Saved entries
********************

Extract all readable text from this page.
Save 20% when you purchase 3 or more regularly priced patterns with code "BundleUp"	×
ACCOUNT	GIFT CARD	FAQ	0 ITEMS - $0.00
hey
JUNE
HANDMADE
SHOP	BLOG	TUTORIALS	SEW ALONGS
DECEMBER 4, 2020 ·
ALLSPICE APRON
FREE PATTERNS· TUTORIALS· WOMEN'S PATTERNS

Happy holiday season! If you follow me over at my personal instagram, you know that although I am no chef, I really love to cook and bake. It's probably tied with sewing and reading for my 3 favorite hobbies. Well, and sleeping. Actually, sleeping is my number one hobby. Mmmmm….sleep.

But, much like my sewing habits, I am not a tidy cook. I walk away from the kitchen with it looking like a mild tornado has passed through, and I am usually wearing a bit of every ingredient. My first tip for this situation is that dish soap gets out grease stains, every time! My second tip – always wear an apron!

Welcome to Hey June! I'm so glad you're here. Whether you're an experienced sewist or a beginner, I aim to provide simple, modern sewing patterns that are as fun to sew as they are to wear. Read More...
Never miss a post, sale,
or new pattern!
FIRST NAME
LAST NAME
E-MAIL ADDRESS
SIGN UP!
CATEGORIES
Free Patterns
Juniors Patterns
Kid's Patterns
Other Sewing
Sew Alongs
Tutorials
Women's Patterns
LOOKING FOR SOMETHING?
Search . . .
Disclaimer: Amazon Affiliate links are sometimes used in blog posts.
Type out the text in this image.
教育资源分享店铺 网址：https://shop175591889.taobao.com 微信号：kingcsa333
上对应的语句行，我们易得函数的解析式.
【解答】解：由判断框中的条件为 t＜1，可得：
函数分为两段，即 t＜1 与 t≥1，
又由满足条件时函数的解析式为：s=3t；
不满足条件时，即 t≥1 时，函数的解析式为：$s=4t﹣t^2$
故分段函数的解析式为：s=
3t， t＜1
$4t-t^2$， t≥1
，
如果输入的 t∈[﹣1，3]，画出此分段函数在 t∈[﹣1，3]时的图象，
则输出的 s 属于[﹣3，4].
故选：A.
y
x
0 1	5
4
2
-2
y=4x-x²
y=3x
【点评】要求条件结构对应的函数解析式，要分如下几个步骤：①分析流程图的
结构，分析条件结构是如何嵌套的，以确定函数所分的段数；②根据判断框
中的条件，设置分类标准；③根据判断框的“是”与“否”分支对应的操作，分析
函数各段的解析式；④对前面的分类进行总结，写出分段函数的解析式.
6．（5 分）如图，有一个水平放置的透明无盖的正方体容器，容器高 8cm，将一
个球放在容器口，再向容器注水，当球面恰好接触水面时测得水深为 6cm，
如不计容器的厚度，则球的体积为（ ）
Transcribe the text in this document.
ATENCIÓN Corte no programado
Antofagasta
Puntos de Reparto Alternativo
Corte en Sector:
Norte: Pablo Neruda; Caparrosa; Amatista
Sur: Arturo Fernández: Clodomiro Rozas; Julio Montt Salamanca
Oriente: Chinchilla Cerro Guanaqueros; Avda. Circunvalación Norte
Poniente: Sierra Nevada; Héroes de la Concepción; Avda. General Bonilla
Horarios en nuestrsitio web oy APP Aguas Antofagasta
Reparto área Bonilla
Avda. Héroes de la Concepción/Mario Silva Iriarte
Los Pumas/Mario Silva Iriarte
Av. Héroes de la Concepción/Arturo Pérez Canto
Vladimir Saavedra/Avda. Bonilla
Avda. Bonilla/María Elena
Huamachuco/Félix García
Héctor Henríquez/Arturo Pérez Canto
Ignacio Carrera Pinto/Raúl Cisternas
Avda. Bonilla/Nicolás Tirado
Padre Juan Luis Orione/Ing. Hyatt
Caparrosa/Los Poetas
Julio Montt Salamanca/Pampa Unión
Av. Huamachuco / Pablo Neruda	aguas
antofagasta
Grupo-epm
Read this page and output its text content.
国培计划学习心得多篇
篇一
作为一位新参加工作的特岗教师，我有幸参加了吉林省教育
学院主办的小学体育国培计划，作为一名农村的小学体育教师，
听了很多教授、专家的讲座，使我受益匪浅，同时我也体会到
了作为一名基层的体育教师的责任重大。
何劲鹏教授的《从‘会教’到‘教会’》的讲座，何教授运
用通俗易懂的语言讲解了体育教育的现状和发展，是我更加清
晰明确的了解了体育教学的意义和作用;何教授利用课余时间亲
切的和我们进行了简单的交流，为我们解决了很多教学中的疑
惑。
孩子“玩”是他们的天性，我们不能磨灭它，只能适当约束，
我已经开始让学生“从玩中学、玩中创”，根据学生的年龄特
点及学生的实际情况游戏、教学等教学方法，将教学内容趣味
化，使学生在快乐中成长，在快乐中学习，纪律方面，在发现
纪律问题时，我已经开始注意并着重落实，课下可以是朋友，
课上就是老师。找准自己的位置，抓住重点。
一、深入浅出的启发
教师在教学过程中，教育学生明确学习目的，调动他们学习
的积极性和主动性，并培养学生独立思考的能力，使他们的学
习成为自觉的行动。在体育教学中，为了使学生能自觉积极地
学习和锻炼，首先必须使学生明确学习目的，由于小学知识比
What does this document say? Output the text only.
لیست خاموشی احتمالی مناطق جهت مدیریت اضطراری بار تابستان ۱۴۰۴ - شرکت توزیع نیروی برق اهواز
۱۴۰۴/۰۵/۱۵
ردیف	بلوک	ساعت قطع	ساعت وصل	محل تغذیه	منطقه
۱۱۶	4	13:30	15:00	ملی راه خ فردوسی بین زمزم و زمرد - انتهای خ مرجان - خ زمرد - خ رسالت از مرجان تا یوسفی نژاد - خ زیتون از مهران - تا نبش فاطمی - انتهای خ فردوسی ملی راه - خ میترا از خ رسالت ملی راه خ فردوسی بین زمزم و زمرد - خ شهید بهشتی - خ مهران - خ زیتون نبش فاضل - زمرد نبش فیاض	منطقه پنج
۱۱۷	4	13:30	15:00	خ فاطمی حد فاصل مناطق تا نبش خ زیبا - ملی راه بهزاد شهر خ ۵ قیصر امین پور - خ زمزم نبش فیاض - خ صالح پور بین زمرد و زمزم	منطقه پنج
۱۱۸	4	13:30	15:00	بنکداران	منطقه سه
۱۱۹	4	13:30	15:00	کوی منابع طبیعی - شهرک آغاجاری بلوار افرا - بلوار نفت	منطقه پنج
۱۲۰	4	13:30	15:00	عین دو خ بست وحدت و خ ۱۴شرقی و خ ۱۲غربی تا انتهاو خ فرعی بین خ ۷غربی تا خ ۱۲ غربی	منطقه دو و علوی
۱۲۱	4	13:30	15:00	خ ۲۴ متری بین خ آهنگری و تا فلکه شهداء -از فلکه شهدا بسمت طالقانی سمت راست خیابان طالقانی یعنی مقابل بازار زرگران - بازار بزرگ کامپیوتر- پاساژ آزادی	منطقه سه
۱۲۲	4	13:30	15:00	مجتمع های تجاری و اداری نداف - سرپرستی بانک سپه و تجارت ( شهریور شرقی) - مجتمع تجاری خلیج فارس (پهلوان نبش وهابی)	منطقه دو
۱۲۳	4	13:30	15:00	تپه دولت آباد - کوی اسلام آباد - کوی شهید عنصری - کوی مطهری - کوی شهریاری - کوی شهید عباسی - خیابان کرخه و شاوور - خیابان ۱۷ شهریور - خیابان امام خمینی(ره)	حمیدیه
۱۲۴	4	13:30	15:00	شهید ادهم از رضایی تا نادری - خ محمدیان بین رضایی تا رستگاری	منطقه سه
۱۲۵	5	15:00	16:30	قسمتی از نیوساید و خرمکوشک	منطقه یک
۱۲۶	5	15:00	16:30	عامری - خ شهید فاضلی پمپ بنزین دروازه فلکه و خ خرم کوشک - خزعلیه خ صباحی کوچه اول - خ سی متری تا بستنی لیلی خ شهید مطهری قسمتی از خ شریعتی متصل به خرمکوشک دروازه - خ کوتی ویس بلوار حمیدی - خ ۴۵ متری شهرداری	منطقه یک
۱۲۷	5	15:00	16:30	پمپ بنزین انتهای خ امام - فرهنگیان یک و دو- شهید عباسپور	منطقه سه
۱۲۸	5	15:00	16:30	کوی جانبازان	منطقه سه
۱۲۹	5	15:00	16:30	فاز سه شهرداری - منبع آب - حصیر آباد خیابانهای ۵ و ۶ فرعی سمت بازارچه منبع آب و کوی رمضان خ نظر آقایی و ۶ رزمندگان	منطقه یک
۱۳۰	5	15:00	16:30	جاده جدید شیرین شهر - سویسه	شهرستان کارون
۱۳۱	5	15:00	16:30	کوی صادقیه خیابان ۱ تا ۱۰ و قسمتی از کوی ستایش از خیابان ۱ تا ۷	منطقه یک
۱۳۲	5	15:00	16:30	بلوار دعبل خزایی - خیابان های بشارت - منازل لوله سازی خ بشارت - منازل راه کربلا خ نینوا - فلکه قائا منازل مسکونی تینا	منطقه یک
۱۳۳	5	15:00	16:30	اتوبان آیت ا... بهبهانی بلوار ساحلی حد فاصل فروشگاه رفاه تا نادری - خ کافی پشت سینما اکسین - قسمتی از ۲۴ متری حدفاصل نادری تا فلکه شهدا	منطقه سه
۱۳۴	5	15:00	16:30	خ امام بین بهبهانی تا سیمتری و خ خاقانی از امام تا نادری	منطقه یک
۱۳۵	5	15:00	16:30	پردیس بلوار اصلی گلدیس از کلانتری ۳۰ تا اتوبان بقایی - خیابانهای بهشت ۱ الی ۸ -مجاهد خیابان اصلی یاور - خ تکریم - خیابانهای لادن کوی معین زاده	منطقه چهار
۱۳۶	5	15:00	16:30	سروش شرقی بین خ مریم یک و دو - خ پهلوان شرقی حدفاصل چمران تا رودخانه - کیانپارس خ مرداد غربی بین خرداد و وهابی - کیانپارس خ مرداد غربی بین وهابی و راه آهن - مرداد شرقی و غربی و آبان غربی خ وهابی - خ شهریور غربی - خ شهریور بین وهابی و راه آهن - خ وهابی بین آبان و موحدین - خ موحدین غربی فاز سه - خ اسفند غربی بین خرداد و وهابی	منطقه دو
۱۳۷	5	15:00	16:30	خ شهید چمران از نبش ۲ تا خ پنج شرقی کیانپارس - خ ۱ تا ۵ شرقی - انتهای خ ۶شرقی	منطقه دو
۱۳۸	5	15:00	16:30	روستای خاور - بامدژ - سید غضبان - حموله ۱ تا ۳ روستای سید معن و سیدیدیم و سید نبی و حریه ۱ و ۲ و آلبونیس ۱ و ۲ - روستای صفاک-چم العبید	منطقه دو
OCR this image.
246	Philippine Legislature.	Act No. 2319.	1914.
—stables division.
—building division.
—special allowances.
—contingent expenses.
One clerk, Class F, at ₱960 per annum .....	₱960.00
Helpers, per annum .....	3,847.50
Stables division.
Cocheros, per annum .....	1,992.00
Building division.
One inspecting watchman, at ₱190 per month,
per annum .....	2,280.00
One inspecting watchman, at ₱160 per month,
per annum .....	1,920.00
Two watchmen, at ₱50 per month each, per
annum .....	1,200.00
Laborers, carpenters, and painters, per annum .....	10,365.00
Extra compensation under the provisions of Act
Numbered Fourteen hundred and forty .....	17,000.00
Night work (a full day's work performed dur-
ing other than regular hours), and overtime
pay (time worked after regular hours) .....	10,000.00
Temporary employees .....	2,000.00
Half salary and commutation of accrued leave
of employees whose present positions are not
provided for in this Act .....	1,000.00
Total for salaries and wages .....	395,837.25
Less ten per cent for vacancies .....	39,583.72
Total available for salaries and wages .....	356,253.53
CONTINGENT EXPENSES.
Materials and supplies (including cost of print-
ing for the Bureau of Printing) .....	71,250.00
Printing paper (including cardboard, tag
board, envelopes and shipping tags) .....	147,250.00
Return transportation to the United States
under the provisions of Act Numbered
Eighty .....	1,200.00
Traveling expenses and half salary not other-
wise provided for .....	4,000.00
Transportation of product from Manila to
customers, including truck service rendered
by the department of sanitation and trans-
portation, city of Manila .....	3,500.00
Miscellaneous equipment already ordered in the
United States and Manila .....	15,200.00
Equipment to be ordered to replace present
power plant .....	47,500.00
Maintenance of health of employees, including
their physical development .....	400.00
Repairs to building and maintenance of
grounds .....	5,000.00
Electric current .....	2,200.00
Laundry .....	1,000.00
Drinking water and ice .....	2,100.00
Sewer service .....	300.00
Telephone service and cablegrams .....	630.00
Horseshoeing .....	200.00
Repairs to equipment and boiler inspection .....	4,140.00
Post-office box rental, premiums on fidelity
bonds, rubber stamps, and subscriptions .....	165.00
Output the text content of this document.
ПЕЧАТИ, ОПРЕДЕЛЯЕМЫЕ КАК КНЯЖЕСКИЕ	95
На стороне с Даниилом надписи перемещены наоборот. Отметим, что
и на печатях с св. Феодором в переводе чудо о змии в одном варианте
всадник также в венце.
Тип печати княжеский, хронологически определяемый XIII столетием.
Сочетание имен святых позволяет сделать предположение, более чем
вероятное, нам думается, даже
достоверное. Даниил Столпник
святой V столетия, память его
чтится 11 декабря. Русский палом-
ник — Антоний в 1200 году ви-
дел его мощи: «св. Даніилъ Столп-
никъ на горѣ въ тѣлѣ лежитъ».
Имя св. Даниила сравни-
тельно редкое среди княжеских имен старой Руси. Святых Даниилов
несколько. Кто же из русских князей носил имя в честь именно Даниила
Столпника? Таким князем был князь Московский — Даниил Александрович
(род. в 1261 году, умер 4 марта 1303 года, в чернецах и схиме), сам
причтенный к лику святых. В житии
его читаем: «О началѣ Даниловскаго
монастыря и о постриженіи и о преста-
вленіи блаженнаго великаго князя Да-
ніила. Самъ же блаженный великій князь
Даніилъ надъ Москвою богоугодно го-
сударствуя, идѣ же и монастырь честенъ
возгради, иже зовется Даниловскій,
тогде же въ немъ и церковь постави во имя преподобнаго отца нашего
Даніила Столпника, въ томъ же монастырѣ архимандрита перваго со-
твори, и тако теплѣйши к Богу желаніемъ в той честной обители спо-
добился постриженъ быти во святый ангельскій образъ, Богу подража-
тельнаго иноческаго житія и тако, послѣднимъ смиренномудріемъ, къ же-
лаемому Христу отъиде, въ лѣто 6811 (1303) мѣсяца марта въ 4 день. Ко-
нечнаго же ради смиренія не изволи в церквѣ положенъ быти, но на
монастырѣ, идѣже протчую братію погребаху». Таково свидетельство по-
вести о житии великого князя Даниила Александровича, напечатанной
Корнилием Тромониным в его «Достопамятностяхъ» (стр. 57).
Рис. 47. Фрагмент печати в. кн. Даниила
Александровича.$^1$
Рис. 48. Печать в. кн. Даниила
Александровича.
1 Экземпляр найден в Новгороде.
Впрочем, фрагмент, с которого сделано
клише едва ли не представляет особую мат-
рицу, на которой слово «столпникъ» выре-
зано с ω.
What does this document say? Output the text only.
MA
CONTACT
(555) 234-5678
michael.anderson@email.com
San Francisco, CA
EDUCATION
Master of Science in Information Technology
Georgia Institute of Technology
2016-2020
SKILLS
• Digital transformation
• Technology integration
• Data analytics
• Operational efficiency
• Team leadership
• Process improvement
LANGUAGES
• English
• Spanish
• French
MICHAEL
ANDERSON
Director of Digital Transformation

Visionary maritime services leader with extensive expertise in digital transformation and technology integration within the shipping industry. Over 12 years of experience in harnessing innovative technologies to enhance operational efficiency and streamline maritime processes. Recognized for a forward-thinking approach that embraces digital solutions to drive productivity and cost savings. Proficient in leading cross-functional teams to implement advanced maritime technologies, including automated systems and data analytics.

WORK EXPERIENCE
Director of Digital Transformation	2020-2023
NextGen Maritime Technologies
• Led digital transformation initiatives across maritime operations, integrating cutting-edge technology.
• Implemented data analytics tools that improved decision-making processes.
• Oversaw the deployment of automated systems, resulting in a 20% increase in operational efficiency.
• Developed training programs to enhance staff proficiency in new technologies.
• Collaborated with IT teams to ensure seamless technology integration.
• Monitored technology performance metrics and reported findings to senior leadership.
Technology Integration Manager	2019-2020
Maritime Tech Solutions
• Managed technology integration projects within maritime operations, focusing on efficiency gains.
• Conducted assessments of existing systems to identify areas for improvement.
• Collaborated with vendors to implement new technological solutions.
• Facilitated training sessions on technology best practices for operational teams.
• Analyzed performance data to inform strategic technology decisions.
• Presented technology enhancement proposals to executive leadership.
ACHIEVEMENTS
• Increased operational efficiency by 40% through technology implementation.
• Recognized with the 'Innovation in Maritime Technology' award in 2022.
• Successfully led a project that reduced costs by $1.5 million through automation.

********************

→ **Task objective**
Where a line holds "Total", copy that line.

→ **Exercise solution**
Total for salaries and wages .....	395,837.25
Total available for salaries and wages .....	356,253.53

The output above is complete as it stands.